◆ **Extrait fourni**

------------------------

En dépit d’appels répétés en faveur d’enquêtes indépendantes sur les morts en détention et d’actes de torture imputables aux forces américaines, les investigations étaient menées sous les auspices du ministère américain de la Défense. Les experts des Nations unies dans le domaine des droits humains, la Commission indépendante des droits de l’homme en Afghanistan et d’autres organisations non gouvernementales se voyaient toujours refuser l’autorisation de rencontrer les détenus.
Les forces gouvernementales afghanes n’ont pas eu à rendre compte des violations du droit international relatif au traitement des détenus. Aucune mesure ne semblait avoir été prise contre les soldats qui auraient décapité des prisonniers dans le sud du pays en juin.

------------------------

◆ **Exercice A**
Dites si chacune des affirmations suivantes concorde avec l’extrait fourni, en répondant par oui ou par non et en citant les mots décisifs du texte : (i) les investigations étaient conduites sous l’autorité du ministère américain de la Défense ; (ii) les experts des Nations unies ont obtenu le droit de rencontrer les détenus ; (iii) des soldats auraient décapité des prisonniers dans le nord du pays.
◆ **Exercice B**
Recopiez mot pour mot le passage de l’extrait fourni qui commence par "En dépit d’appels" et se poursuit jusqu’à "pays en juin.".

------------------------

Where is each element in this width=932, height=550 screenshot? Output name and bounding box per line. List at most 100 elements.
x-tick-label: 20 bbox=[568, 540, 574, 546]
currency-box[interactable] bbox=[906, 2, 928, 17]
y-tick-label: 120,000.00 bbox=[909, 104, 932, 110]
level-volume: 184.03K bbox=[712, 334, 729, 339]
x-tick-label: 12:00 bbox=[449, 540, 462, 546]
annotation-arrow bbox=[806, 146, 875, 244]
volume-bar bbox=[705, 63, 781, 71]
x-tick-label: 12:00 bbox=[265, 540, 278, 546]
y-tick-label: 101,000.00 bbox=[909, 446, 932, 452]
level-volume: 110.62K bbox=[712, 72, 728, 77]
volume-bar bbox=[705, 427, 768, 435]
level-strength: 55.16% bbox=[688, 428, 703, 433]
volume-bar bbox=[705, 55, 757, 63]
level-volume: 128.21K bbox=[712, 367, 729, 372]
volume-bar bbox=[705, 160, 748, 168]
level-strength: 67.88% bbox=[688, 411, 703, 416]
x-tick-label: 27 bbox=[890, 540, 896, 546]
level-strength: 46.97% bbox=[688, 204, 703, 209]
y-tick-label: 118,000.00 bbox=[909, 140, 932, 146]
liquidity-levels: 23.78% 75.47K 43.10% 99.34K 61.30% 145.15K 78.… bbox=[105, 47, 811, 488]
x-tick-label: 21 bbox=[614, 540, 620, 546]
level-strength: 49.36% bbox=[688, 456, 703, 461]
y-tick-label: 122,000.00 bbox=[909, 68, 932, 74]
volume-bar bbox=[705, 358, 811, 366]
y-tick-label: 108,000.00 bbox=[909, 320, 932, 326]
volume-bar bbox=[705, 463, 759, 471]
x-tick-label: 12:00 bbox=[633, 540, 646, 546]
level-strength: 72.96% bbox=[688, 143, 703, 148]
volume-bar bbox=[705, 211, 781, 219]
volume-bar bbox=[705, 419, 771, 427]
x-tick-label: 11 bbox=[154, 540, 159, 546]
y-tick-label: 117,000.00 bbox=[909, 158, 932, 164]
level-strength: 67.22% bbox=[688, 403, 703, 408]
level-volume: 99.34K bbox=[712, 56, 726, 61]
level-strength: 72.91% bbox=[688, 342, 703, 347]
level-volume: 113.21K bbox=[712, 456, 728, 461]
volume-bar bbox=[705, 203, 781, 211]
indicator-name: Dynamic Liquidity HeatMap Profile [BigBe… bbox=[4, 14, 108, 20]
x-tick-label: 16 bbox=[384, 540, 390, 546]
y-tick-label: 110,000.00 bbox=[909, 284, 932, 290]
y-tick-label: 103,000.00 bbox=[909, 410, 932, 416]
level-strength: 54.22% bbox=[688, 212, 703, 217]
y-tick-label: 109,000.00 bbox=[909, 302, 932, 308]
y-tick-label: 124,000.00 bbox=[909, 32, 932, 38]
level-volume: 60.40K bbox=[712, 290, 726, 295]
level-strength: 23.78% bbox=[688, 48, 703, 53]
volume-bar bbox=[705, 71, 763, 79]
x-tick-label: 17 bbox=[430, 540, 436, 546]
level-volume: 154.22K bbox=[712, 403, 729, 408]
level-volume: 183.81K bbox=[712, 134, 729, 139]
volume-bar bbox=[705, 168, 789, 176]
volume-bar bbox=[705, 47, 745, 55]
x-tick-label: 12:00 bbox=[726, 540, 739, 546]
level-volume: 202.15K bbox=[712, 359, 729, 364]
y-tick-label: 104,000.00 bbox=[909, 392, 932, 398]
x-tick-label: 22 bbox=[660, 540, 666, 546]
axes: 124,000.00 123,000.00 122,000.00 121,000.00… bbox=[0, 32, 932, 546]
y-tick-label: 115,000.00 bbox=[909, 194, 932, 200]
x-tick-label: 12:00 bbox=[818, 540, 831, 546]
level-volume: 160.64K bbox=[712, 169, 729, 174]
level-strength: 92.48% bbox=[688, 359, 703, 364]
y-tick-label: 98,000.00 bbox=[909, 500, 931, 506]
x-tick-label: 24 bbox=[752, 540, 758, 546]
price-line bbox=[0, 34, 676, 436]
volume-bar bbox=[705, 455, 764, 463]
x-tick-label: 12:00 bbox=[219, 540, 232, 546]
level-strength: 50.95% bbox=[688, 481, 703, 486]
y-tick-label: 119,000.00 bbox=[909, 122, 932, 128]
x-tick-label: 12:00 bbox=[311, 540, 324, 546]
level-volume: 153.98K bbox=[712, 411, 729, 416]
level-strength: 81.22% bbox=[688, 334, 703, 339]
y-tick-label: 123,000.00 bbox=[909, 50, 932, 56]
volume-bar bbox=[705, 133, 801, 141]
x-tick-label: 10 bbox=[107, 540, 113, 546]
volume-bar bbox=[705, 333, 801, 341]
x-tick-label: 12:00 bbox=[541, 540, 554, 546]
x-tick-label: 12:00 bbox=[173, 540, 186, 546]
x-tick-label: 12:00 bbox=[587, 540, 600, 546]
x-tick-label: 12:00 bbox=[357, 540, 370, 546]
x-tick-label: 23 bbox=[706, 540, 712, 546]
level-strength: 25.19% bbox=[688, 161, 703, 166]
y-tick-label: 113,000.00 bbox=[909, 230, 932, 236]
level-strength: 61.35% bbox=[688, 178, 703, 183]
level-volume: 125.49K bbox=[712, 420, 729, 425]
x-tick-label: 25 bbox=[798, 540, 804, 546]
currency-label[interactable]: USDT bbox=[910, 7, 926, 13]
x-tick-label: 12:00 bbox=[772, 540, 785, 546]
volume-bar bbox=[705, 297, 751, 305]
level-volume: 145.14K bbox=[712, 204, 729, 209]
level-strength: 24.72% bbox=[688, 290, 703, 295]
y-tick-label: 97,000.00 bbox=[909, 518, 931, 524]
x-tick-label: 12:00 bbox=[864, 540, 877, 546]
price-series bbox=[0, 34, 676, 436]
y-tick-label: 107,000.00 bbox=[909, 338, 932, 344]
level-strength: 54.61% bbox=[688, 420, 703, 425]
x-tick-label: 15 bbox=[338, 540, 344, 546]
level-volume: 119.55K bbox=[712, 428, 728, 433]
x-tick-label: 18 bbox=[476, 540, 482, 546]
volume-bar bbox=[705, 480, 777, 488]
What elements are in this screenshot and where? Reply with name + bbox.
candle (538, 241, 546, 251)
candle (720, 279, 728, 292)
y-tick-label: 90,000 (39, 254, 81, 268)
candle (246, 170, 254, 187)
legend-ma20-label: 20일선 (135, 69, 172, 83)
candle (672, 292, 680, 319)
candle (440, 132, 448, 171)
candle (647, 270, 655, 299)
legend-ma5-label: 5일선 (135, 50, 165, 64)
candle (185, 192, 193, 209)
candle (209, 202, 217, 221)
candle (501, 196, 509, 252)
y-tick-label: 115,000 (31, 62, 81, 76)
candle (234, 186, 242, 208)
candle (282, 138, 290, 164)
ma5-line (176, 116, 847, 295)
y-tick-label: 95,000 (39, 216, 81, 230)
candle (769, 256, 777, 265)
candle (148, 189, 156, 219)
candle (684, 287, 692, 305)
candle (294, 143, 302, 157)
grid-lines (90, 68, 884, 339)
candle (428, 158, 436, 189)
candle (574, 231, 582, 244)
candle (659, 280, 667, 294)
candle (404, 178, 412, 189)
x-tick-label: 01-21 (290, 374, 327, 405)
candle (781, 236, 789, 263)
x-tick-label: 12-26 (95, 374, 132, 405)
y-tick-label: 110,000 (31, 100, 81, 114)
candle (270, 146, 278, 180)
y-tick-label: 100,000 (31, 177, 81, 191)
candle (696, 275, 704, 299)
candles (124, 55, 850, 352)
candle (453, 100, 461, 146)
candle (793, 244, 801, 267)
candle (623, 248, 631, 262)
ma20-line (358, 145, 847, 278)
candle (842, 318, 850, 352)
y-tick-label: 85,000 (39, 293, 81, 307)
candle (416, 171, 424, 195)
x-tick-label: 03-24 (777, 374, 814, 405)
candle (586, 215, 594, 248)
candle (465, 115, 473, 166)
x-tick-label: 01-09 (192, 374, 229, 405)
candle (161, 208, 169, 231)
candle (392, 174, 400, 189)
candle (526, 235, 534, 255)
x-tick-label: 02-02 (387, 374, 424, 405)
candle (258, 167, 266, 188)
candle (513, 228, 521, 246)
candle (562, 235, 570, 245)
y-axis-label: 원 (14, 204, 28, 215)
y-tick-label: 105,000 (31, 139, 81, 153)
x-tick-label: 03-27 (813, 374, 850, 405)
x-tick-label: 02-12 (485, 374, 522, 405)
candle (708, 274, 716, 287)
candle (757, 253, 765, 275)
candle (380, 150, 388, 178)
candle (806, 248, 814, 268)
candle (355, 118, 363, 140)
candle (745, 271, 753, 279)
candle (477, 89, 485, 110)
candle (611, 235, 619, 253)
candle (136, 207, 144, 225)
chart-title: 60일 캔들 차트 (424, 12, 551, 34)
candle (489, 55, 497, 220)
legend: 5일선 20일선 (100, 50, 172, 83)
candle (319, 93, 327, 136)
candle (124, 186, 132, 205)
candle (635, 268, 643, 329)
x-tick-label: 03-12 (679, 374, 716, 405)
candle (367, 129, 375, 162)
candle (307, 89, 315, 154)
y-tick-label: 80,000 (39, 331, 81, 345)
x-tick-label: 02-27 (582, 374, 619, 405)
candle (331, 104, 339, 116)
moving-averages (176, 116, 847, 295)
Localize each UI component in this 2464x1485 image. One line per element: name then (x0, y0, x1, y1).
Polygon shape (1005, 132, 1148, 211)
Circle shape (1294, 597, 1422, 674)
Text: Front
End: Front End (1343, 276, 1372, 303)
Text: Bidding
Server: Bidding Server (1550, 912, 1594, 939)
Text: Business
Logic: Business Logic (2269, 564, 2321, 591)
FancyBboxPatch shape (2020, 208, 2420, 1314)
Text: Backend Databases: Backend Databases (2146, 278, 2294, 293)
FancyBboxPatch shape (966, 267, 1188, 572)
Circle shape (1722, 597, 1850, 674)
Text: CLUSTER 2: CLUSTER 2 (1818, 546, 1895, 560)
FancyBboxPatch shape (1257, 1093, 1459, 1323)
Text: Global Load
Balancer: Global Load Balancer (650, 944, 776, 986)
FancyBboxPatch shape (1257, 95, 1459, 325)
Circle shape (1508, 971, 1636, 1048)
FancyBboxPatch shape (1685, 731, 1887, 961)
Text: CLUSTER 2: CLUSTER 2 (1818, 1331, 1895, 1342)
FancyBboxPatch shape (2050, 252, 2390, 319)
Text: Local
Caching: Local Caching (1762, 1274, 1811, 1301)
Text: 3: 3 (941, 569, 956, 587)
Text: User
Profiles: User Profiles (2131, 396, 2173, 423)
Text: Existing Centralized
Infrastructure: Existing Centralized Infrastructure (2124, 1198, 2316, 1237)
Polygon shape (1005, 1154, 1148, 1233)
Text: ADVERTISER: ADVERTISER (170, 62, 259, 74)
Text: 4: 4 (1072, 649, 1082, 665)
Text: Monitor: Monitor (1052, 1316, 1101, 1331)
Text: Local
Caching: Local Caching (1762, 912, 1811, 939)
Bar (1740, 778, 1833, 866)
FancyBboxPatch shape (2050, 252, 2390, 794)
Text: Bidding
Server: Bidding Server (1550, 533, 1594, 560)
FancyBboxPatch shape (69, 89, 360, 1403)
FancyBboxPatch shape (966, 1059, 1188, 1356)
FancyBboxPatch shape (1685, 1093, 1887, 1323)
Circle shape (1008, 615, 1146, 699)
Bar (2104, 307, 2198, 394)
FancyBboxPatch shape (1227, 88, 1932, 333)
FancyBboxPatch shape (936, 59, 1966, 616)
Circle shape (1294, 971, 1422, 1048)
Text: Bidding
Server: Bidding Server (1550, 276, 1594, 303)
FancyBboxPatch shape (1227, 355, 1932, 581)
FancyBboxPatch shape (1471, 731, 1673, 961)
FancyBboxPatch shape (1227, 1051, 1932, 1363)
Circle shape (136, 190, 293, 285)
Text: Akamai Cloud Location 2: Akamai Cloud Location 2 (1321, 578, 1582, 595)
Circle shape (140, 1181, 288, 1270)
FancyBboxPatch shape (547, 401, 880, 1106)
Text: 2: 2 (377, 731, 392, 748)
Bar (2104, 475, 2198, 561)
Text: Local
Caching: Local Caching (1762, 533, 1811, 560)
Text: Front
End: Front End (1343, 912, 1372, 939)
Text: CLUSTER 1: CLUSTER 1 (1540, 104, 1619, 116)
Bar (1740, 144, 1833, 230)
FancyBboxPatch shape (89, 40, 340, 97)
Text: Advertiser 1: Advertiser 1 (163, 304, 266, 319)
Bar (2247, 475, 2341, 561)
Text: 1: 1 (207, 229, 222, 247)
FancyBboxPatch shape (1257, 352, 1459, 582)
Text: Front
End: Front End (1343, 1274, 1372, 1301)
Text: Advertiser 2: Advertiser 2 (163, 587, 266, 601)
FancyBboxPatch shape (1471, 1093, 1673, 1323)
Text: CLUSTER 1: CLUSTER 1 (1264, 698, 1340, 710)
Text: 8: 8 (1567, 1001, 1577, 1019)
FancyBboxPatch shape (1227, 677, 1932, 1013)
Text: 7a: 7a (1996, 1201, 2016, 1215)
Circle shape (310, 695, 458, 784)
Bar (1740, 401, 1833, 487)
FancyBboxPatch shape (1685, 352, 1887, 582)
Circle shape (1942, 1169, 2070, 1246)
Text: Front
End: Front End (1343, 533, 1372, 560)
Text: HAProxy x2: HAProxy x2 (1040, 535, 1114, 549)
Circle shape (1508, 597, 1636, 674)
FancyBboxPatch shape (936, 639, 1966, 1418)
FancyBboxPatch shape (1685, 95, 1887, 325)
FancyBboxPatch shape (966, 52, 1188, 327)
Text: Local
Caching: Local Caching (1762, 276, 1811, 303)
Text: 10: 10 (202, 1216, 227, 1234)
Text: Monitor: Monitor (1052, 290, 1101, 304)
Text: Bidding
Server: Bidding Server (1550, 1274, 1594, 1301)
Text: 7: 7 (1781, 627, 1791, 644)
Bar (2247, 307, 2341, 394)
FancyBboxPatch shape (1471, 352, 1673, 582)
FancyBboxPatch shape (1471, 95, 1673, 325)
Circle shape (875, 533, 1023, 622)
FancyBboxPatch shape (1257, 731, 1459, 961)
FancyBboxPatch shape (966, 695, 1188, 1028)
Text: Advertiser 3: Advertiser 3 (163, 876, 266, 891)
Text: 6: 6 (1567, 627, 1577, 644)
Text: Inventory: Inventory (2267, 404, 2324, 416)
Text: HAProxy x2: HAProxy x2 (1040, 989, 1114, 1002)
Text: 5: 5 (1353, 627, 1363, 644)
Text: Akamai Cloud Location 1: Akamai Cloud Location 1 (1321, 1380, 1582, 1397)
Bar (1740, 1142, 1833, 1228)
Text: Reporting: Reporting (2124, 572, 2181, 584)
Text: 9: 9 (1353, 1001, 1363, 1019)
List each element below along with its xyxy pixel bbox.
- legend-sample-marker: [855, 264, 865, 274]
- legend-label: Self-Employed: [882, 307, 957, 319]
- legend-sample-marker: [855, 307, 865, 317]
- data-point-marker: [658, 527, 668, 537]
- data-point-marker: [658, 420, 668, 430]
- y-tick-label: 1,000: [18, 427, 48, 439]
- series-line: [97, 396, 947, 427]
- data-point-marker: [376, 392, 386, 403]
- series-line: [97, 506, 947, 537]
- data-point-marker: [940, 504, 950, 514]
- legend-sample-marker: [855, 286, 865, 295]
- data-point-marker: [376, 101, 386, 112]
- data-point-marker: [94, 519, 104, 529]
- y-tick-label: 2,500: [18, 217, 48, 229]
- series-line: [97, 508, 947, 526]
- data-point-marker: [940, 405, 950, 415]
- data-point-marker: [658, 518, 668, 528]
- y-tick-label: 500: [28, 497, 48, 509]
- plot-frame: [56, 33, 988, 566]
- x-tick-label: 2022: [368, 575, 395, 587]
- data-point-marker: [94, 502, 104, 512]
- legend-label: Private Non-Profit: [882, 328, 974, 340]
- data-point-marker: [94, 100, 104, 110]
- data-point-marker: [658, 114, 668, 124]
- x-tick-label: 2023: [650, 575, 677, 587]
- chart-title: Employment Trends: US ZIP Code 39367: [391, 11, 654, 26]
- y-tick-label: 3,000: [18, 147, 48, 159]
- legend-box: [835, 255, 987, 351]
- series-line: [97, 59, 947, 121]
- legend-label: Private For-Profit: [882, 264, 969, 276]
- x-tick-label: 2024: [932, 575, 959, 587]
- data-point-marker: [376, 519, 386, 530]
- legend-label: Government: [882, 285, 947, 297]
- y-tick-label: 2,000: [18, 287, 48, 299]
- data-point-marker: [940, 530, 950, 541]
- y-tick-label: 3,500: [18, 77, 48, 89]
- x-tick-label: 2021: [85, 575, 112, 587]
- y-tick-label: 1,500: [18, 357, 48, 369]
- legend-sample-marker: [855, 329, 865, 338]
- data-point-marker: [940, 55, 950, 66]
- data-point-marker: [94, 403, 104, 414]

------------------------

◆ **Corrigé A**
(i) Oui : « les investigations étaient menées sous les auspices du ministère américain de la Défense ».
(ii) Non : « se voyaient toujours refuser l’autorisation de rencontrer les détenus ».
(iii) Non : « dans le sud du pays en juin ».

◆ **Corrigé B**
En dépit d’appels répétés en faveur d’enquêtes indépendantes sur les morts en détention et d’actes de torture imputables aux forces américaines, les investigations étaient menées sous les auspices du ministère américain de la Défense. Les experts des Nations unies dans le domaine des droits humains, la Commission indépendante des droits de l’homme en Afghanistan et d’autres organisations non gouvernementales se voyaient toujours refuser l’autorisation de rencontrer les détenus.
Les forces gouvernementales afghanes n’ont pas eu à rendre compte des violations du droit international relatif au traitement des détenus. Aucune mesure ne semblait avoir été prise contre les soldats qui auraient décapité des prisonniers dans le sud du pays en juin.